(Dataset records)
⟨
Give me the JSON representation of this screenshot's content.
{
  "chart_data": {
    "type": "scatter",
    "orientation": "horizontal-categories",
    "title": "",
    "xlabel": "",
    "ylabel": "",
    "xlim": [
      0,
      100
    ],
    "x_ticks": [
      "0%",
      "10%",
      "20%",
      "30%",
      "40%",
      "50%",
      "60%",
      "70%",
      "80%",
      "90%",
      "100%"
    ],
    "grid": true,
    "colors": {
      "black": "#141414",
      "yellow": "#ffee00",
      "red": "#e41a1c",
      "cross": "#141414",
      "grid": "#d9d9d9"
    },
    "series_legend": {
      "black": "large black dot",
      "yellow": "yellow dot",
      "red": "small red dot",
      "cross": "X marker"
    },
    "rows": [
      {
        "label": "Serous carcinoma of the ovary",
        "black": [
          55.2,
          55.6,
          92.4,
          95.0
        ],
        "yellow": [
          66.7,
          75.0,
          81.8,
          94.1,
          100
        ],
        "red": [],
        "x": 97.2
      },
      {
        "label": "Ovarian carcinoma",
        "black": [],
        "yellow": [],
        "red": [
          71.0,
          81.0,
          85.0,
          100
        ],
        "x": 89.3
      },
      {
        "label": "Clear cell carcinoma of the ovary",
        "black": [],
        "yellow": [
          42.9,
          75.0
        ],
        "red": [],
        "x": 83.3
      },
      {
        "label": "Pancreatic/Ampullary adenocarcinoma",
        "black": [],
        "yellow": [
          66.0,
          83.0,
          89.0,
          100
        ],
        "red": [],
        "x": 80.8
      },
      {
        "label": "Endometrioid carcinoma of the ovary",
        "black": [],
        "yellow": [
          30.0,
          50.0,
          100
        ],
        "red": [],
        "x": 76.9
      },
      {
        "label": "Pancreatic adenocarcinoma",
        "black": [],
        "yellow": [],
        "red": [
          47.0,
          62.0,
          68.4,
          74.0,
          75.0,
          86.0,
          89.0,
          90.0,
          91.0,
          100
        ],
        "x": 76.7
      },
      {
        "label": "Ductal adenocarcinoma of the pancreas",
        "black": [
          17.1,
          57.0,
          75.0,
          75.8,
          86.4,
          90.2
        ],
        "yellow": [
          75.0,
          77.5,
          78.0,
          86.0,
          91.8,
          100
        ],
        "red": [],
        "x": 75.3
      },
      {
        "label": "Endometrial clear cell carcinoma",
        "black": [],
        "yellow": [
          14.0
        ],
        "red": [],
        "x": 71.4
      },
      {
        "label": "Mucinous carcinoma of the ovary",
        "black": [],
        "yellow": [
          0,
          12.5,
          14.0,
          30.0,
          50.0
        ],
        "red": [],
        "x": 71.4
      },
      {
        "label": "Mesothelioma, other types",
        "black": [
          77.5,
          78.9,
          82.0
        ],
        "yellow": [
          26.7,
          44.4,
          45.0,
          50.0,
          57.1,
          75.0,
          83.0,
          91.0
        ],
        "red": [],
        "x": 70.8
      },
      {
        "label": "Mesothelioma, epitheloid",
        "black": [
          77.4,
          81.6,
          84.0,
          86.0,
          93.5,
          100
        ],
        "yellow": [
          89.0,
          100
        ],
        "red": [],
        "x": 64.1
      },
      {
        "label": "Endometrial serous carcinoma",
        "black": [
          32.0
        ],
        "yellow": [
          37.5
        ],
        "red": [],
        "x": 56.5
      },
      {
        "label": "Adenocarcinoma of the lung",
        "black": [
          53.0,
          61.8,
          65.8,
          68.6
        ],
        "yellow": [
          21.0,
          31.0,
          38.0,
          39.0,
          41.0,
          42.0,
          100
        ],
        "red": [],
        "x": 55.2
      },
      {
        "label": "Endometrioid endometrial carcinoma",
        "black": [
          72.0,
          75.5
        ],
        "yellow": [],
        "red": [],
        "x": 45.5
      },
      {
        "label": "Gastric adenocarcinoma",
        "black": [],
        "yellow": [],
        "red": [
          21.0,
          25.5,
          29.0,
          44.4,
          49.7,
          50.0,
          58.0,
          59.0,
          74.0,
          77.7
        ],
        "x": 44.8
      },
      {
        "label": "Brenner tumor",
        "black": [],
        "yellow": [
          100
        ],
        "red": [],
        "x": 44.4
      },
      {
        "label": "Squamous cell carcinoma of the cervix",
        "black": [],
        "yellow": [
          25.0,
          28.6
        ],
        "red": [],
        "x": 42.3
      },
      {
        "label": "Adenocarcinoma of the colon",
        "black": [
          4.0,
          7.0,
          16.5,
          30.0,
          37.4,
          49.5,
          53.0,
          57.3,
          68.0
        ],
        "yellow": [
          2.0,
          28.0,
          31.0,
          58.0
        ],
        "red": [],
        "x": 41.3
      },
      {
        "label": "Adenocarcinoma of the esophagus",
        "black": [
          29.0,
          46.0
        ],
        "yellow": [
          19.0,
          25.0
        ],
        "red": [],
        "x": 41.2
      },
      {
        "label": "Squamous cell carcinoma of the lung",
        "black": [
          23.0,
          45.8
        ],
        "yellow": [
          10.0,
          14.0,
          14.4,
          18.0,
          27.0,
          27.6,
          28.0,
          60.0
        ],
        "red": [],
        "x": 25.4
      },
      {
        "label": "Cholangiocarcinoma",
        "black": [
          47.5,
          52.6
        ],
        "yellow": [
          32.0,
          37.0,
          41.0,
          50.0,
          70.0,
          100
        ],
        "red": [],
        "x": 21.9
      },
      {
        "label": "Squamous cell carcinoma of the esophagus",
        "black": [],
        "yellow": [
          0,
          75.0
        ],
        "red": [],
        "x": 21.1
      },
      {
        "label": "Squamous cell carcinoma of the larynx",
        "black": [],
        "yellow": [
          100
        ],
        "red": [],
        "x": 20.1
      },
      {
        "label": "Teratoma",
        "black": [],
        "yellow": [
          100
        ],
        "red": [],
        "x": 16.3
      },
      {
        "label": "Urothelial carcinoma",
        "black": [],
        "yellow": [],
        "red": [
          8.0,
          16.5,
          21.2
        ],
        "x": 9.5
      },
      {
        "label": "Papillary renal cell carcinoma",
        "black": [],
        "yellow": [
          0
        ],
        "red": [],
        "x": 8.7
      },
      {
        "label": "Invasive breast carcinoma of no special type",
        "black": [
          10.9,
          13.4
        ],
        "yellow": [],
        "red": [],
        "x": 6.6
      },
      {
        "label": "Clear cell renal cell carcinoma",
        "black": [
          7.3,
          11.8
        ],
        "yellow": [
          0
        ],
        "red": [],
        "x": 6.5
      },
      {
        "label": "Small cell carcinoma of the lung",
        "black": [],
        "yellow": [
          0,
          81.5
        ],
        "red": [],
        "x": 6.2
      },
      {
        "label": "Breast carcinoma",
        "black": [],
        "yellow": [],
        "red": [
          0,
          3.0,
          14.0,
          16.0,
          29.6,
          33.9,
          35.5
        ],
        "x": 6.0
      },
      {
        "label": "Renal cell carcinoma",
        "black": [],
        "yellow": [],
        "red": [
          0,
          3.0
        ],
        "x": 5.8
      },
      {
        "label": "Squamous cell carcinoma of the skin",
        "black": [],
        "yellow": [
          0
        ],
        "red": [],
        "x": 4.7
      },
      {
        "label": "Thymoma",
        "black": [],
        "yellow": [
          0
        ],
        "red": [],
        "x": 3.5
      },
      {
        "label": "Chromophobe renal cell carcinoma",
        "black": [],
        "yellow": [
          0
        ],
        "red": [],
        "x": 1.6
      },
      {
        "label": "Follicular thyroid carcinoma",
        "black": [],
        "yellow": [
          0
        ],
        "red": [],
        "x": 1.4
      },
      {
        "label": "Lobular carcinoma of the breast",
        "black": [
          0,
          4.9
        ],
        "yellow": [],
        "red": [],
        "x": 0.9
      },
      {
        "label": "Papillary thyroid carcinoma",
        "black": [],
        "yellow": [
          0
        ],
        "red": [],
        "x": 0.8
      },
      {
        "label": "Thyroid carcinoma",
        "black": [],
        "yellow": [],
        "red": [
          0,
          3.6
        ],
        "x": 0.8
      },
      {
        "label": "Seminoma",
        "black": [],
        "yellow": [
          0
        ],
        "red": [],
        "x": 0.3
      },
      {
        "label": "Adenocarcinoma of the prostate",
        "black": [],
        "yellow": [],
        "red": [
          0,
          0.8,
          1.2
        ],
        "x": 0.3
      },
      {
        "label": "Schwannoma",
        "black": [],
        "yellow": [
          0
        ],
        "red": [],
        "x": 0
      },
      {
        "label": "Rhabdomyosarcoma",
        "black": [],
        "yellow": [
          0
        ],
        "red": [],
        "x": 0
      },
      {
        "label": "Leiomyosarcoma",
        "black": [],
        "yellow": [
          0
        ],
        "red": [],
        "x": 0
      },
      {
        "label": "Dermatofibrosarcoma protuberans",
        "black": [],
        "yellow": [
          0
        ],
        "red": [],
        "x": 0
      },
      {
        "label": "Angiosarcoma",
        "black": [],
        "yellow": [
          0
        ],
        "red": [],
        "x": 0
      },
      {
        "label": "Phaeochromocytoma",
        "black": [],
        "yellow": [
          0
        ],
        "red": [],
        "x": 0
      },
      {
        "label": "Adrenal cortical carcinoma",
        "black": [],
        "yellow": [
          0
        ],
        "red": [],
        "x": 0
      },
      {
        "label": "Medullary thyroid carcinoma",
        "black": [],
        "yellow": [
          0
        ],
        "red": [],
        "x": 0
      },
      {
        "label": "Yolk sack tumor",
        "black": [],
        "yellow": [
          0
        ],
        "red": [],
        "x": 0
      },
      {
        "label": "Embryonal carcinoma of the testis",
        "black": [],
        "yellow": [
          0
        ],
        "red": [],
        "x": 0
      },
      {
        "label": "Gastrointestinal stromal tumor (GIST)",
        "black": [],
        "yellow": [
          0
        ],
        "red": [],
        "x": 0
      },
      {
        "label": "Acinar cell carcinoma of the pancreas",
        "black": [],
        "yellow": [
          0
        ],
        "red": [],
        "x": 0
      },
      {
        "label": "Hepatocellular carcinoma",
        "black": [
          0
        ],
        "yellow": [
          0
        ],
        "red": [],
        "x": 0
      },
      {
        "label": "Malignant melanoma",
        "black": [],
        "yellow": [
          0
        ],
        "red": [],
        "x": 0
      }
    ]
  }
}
⟩
_Exercise objective:_ In the records above, find each line with the word "ovary" and copy it out.

_Exercise answer:_
        "label": "Serous carcinoma of the ovary",
        "label": "Clear cell carcinoma of the ovary",
        "label": "Endometrioid carcinoma of the ovary",
        "label": "Mucinous carcinoma of the ovary",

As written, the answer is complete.